Given request
In the data below, locate each line with the word "Habitat" and list it.

Given entries
════

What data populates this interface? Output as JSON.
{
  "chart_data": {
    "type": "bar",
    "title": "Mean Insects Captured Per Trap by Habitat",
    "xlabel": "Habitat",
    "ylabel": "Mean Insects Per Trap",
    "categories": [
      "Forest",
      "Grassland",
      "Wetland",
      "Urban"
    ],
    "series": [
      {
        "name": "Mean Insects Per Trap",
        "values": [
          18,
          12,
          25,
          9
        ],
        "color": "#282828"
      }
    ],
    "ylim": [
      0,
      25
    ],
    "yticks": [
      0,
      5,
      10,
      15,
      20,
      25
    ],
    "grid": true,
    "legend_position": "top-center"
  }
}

════

Result below
    "title": "Mean Insects Captured Per Trap by Habitat",
    "xlabel": "Habitat",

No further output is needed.